» DATASET:
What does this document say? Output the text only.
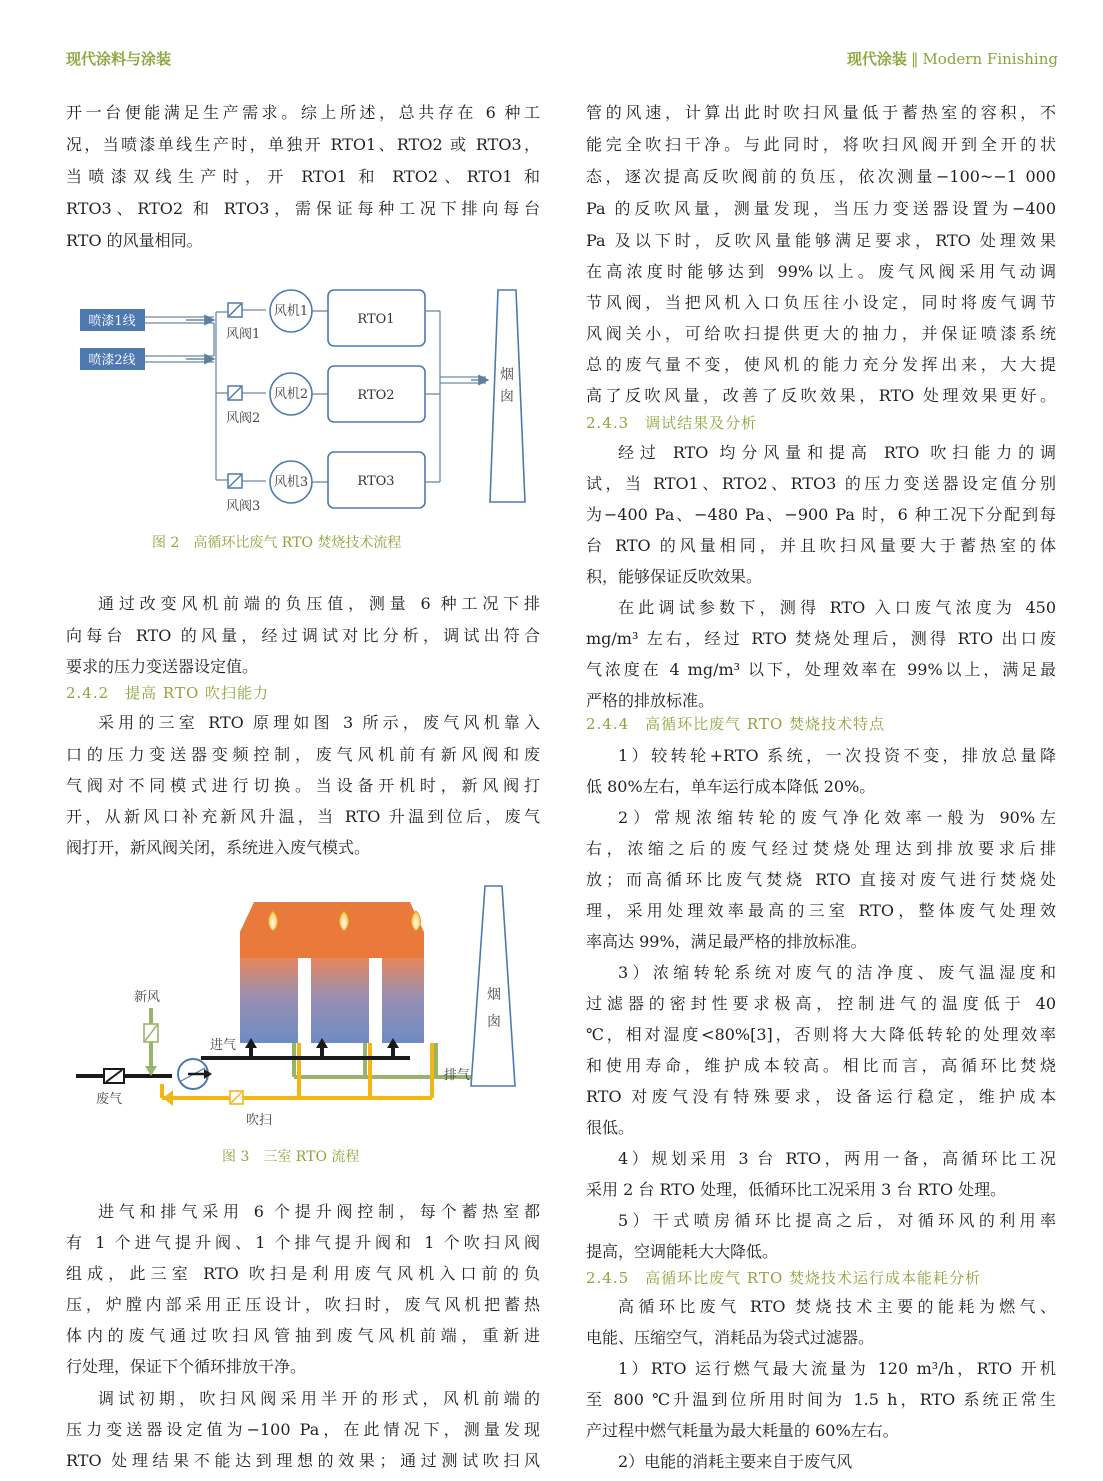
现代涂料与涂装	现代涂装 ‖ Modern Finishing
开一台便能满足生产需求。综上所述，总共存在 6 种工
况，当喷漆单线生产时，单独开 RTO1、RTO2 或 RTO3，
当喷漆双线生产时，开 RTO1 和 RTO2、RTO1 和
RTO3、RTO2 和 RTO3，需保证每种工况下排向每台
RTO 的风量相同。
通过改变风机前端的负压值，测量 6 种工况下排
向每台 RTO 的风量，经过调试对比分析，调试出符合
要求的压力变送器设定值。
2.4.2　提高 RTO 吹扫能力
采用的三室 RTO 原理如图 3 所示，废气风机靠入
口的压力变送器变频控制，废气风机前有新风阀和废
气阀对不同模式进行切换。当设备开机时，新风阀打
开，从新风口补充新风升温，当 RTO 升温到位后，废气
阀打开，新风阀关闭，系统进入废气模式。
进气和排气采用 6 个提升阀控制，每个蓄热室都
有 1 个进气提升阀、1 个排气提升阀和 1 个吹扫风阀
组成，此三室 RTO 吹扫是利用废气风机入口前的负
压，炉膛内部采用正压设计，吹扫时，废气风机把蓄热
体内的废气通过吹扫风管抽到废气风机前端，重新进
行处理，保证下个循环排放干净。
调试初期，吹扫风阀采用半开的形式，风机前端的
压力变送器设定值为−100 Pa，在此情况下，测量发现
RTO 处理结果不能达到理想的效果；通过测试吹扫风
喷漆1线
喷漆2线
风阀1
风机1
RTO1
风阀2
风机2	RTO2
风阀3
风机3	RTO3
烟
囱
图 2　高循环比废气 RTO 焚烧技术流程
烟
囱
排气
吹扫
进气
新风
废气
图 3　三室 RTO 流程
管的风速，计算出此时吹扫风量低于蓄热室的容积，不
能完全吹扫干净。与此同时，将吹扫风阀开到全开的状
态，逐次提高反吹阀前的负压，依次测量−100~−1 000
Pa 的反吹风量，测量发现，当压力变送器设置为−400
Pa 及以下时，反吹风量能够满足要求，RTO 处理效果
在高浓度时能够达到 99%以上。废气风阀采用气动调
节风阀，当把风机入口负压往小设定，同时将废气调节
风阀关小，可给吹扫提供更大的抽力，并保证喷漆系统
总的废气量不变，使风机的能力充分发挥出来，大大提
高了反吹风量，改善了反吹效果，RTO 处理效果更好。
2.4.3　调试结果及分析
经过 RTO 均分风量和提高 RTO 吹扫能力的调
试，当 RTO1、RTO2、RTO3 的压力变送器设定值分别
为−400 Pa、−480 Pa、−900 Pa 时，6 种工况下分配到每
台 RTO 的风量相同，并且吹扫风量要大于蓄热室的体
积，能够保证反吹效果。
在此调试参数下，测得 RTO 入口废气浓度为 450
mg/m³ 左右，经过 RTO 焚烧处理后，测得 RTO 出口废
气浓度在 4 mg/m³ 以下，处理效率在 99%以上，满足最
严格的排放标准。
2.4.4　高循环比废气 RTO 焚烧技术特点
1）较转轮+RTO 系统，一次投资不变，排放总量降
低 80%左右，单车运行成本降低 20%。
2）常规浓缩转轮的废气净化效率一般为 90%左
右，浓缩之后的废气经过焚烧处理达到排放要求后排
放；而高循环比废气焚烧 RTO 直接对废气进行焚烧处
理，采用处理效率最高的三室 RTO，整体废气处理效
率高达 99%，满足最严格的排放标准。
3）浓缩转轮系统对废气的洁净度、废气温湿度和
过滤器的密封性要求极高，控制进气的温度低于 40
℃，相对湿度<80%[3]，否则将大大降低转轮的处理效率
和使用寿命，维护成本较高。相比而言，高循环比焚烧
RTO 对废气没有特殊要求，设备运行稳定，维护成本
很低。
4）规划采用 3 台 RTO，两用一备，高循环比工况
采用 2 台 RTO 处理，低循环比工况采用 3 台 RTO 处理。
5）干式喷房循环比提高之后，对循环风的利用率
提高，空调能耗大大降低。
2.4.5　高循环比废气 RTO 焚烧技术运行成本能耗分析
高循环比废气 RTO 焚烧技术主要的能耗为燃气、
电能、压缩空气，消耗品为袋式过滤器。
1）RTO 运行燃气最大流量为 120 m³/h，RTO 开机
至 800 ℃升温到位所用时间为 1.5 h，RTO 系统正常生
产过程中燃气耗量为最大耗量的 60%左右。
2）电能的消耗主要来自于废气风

» WHAT IS EXPECTED:
From the data above, work out how many lines contain the string "测量发现" and reply with only the number.

» WRITTEN RESPONSE:
2